GOAL →
Track down each line that has the word "JSON" and copy it.

:: PROVIDED DATA

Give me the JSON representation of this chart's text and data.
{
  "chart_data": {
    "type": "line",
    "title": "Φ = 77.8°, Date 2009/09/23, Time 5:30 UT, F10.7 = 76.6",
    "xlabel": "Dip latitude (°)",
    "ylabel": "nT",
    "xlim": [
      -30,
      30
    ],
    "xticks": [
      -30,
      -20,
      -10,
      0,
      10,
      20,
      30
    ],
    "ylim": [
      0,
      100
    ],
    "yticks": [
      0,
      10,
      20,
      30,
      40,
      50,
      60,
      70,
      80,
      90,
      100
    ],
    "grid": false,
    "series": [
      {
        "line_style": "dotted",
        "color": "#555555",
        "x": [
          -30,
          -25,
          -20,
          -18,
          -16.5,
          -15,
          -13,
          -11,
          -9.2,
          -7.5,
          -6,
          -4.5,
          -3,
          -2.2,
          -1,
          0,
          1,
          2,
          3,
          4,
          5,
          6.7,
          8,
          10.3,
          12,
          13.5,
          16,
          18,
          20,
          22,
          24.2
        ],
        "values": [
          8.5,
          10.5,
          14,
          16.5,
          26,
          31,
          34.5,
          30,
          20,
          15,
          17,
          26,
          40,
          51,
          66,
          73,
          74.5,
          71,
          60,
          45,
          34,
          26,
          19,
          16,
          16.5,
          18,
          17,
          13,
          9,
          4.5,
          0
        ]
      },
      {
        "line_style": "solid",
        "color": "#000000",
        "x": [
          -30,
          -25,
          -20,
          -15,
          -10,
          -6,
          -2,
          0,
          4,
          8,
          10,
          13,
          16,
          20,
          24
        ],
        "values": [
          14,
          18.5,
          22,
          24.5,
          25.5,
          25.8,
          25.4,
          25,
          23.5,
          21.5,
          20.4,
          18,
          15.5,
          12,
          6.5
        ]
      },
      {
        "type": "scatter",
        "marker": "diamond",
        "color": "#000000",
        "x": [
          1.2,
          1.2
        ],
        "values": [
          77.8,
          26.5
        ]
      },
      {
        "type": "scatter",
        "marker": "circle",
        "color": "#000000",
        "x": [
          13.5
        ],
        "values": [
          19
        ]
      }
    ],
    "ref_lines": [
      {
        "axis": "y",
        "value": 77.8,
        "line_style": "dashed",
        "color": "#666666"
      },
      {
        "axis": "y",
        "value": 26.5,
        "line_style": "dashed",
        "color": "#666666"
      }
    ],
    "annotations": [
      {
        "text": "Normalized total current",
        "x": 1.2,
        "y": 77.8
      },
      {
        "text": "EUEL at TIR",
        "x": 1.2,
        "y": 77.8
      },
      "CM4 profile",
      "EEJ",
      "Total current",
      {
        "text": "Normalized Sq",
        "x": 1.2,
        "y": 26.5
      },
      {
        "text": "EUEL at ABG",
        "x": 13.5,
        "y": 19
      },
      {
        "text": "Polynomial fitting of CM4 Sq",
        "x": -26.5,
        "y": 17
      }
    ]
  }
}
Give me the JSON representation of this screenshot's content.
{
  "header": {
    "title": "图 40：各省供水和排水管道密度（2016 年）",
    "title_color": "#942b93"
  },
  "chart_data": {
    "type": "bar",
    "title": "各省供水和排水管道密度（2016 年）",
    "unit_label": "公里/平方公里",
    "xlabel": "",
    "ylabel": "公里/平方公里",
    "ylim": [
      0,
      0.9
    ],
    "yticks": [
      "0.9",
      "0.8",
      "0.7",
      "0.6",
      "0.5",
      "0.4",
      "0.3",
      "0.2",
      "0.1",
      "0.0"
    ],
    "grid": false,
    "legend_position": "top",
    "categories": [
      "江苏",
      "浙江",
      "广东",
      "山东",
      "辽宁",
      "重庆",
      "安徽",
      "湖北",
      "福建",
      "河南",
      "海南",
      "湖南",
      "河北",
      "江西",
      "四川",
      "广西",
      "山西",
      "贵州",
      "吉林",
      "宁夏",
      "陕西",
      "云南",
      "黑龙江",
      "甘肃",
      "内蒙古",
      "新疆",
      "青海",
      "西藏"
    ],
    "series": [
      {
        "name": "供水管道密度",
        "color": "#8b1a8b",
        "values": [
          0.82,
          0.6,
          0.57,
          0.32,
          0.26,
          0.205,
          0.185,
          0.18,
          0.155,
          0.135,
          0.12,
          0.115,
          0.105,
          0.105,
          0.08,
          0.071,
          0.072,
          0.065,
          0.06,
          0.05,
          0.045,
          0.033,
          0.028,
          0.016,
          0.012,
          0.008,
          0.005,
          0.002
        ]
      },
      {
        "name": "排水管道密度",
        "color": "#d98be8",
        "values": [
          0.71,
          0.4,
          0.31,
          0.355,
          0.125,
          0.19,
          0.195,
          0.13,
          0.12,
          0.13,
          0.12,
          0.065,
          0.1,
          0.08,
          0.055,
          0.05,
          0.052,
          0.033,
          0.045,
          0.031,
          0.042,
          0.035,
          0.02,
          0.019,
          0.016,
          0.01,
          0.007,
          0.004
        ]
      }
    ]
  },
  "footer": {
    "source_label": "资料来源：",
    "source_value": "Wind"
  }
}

::::

COMPLETE RESPONSE →
Give me the JSON representation of this chart's text and data.
Give me the JSON representation of this screenshot's content.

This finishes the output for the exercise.